** START OF MATERIAL PROVIDED **

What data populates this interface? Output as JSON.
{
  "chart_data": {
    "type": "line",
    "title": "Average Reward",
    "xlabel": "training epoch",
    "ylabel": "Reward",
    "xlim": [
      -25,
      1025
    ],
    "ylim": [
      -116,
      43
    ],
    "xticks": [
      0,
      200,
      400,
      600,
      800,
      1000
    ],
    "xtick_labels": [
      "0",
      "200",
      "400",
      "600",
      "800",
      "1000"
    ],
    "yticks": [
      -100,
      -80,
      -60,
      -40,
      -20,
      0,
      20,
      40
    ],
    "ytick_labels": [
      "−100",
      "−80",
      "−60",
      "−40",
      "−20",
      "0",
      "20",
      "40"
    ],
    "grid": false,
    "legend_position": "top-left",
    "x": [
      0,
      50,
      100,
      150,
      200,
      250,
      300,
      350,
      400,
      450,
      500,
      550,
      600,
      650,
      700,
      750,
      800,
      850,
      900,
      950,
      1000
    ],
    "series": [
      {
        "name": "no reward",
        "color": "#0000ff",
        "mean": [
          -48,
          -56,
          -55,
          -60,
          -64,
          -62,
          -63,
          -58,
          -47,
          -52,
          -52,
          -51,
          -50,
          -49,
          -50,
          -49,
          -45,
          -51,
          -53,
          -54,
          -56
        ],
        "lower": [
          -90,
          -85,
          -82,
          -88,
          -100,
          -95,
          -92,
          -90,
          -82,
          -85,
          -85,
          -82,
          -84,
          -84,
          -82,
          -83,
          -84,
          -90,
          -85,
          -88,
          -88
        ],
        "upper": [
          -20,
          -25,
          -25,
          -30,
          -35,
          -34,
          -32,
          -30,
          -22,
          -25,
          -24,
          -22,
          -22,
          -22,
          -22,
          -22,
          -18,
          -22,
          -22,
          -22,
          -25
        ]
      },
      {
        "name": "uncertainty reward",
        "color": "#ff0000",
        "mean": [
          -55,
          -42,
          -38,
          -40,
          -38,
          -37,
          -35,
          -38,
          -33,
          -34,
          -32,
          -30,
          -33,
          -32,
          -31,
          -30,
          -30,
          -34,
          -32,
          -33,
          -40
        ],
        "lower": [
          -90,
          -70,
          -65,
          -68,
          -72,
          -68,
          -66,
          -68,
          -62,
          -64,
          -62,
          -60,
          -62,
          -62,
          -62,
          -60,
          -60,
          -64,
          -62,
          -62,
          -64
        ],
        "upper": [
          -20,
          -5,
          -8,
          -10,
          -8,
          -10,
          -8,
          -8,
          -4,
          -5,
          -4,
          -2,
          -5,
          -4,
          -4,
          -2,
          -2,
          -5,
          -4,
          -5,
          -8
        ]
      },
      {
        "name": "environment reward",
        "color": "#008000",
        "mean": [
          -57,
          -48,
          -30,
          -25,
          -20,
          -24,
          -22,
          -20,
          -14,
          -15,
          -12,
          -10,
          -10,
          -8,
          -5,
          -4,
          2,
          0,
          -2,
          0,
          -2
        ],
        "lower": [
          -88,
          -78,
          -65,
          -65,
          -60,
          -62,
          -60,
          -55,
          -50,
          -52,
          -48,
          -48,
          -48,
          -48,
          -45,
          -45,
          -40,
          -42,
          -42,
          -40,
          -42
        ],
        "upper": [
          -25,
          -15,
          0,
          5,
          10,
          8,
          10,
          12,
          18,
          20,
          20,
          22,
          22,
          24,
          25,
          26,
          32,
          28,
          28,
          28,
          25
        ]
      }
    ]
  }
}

** END OF MATERIAL PROVIDED **

Check each line of the records for the word "color", and show the lines that contain it.

        "color": "#0000ff",
        "color": "#ff0000",
        "color": "#008000",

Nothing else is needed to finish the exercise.